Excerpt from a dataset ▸
━━━━━━━━━━

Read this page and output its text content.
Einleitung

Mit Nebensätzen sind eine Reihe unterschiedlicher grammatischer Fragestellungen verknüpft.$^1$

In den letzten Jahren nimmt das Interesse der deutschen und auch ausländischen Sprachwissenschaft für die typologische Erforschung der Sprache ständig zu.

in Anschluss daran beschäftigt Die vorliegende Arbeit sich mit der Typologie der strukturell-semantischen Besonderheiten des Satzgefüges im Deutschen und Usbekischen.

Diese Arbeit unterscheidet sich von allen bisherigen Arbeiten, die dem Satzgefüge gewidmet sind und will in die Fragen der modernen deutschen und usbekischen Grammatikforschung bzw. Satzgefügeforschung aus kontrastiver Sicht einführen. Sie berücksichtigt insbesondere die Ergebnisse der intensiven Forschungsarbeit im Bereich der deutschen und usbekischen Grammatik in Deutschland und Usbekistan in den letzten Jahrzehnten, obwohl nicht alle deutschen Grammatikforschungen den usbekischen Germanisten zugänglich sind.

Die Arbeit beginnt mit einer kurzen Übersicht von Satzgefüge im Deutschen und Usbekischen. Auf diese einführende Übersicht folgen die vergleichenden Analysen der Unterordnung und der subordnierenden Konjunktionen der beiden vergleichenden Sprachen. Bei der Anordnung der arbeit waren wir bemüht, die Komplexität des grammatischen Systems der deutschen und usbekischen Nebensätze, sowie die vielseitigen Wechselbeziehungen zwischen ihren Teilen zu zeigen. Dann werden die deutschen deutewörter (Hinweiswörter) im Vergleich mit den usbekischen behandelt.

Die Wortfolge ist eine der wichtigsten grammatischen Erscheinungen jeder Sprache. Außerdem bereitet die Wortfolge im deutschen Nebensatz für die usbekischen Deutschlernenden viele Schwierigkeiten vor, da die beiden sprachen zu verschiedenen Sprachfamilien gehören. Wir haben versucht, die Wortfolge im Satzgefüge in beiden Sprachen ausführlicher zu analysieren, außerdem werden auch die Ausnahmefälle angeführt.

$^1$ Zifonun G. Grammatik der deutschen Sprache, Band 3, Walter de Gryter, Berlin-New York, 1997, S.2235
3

━━━━━━━━━━

EXERCISE DESCRIPTION ▸
Give the entries again in full, exactly as they are written.

REPLY ▸
Read this page and output its text content.
Einleitung

Mit Nebensätzen sind eine Reihe unterschiedlicher grammatischer Fragestellungen verknüpft.$^1$

In den letzten Jahren nimmt das Interesse der deutschen und auch ausländischen Sprachwissenschaft für die typologische Erforschung der Sprache ständig zu.

in Anschluss daran beschäftigt Die vorliegende Arbeit sich mit der Typologie der strukturell-semantischen Besonderheiten des Satzgefüges im Deutschen und Usbekischen.

Diese Arbeit unterscheidet sich von allen bisherigen Arbeiten, die dem Satzgefüge gewidmet sind und will in die Fragen der modernen deutschen und usbekischen Grammatikforschung bzw. Satzgefügeforschung aus kontrastiver Sicht einführen. Sie berücksichtigt insbesondere die Ergebnisse der intensiven Forschungsarbeit im Bereich der deutschen und usbekischen Grammatik in Deutschland und Usbekistan in den letzten Jahrzehnten, obwohl nicht alle deutschen Grammatikforschungen den usbekischen Germanisten zugänglich sind.

Die Arbeit beginnt mit einer kurzen Übersicht von Satzgefüge im Deutschen und Usbekischen. Auf diese einführende Übersicht folgen die vergleichenden Analysen der Unterordnung und der subordnierenden Konjunktionen der beiden vergleichenden Sprachen. Bei der Anordnung der arbeit waren wir bemüht, die Komplexität des grammatischen Systems der deutschen und usbekischen Nebensätze, sowie die vielseitigen Wechselbeziehungen zwischen ihren Teilen zu zeigen. Dann werden die deutschen deutewörter (Hinweiswörter) im Vergleich mit den usbekischen behandelt.

Die Wortfolge ist eine der wichtigsten grammatischen Erscheinungen jeder Sprache. Außerdem bereitet die Wortfolge im deutschen Nebensatz für die usbekischen Deutschlernenden viele Schwierigkeiten vor, da die beiden sprachen zu verschiedenen Sprachfamilien gehören. Wir haben versucht, die Wortfolge im Satzgefüge in beiden Sprachen ausführlicher zu analysieren, außerdem werden auch die Ausnahmefälle angeführt.

$^1$ Zifonun G. Grammatik der deutschen Sprache, Band 3, Walter de Gryter, Berlin-New York, 1997, S.2235
3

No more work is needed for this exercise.